#### Entries provided
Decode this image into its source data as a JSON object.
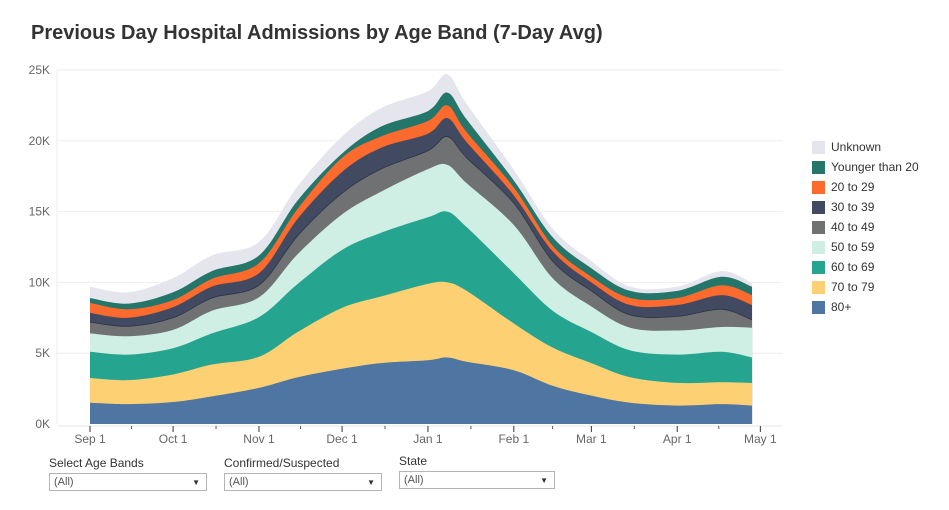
{
  "title": "Previous Day Hospital Admissions by Age Band (7-Day Avg)",
  "legend": [
    {
      "name": "Unknown",
      "color": "#e4e5ed"
    },
    {
      "name": "Younger than 20",
      "color": "#24766a"
    },
    {
      "name": "20 to 29",
      "color": "#fd6a2d"
    },
    {
      "name": "30 to 39",
      "color": "#414a60"
    },
    {
      "name": "40 to 49",
      "color": "#6f7173"
    },
    {
      "name": "50 to 59",
      "color": "#cfeee4"
    },
    {
      "name": "60 to 69",
      "color": "#25a590"
    },
    {
      "name": "70 to 79",
      "color": "#fdd173"
    },
    {
      "name": "80+",
      "color": "#4f75a2"
    }
  ],
  "filters": [
    {
      "label": "Select Age Bands",
      "value": "(All)"
    },
    {
      "label": "Confirmed/Suspected",
      "value": "(All)"
    },
    {
      "label": "State",
      "value": "(All)"
    }
  ],
  "chart_data": {
    "type": "area",
    "stacked": true,
    "title": "Previous Day Hospital Admissions by Age Band (7-Day Avg)",
    "xlabel": "",
    "ylabel": "",
    "ylim": [
      0,
      25000
    ],
    "yticks": [
      0,
      5000,
      10000,
      15000,
      20000,
      25000
    ],
    "ytick_labels": [
      "0K",
      "5K",
      "10K",
      "15K",
      "20K",
      "25K"
    ],
    "xtick_labels": [
      "Sep 1",
      "Oct 1",
      "Nov 1",
      "Dec 1",
      "Jan 1",
      "Feb 1",
      "Mar 1",
      "Apr 1",
      "May 1"
    ],
    "grid": true,
    "legend_position": "right",
    "x": [
      "Sep 1",
      "Sep 15",
      "Oct 1",
      "Oct 15",
      "Nov 1",
      "Nov 15",
      "Dec 1",
      "Dec 15",
      "Jan 1",
      "Jan 8",
      "Jan 15",
      "Feb 1",
      "Feb 15",
      "Mar 1",
      "Mar 15",
      "Apr 1",
      "Apr 17",
      "Apr 28"
    ],
    "x_days": [
      0,
      14,
      30,
      44,
      61,
      75,
      91,
      105,
      122,
      129,
      136,
      153,
      167,
      181,
      195,
      212,
      228,
      239
    ],
    "series": [
      {
        "name": "80+",
        "values": [
          1500,
          1400,
          1550,
          1950,
          2550,
          3300,
          3900,
          4300,
          4500,
          4700,
          4400,
          3800,
          2700,
          2000,
          1500,
          1300,
          1400,
          1300
        ]
      },
      {
        "name": "70 to 79",
        "values": [
          1750,
          1700,
          1950,
          2250,
          2200,
          3200,
          4300,
          4700,
          5400,
          5300,
          5000,
          3300,
          2700,
          2300,
          1800,
          1600,
          1550,
          1600
        ]
      },
      {
        "name": "60 to 69",
        "values": [
          1850,
          1800,
          1850,
          2200,
          2800,
          3400,
          4100,
          4500,
          4700,
          5000,
          4500,
          3550,
          2600,
          2200,
          1900,
          2000,
          2150,
          1800
        ]
      },
      {
        "name": "50 to 59",
        "values": [
          1300,
          1300,
          1300,
          1600,
          1400,
          2100,
          2500,
          2900,
          3400,
          3300,
          3100,
          3400,
          2300,
          1800,
          1600,
          1700,
          1750,
          2100
        ]
      },
      {
        "name": "40 to 49",
        "values": [
          800,
          700,
          850,
          900,
          850,
          1300,
          1500,
          1600,
          1300,
          2000,
          1800,
          1550,
          1200,
          1100,
          900,
          1000,
          1250,
          550
        ]
      },
      {
        "name": "30 to 39",
        "values": [
          650,
          600,
          750,
          800,
          850,
          1200,
          1500,
          1500,
          1200,
          1300,
          1100,
          550,
          700,
          600,
          700,
          800,
          1000,
          1050
        ]
      },
      {
        "name": "20 to 29",
        "values": [
          700,
          600,
          500,
          550,
          700,
          700,
          1000,
          800,
          900,
          900,
          700,
          550,
          400,
          400,
          500,
          500,
          700,
          700
        ]
      },
      {
        "name": "Younger than 20",
        "values": [
          350,
          400,
          550,
          550,
          550,
          600,
          300,
          700,
          700,
          900,
          900,
          500,
          600,
          600,
          500,
          500,
          600,
          600
        ]
      },
      {
        "name": "Unknown",
        "values": [
          800,
          800,
          1000,
          1100,
          950,
          1000,
          1200,
          1300,
          1400,
          1300,
          1100,
          750,
          600,
          500,
          300,
          300,
          400,
          250
        ]
      }
    ]
  }
}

#### Task directions
From the data above, gather every line that includes the word "Admissions".

#### Answer to the problem
  "title": "Previous Day Hospital Admissions by Age Band (7-Day Avg)",
    "title": "Previous Day Hospital Admissions by Age Band (7-Day Avg)",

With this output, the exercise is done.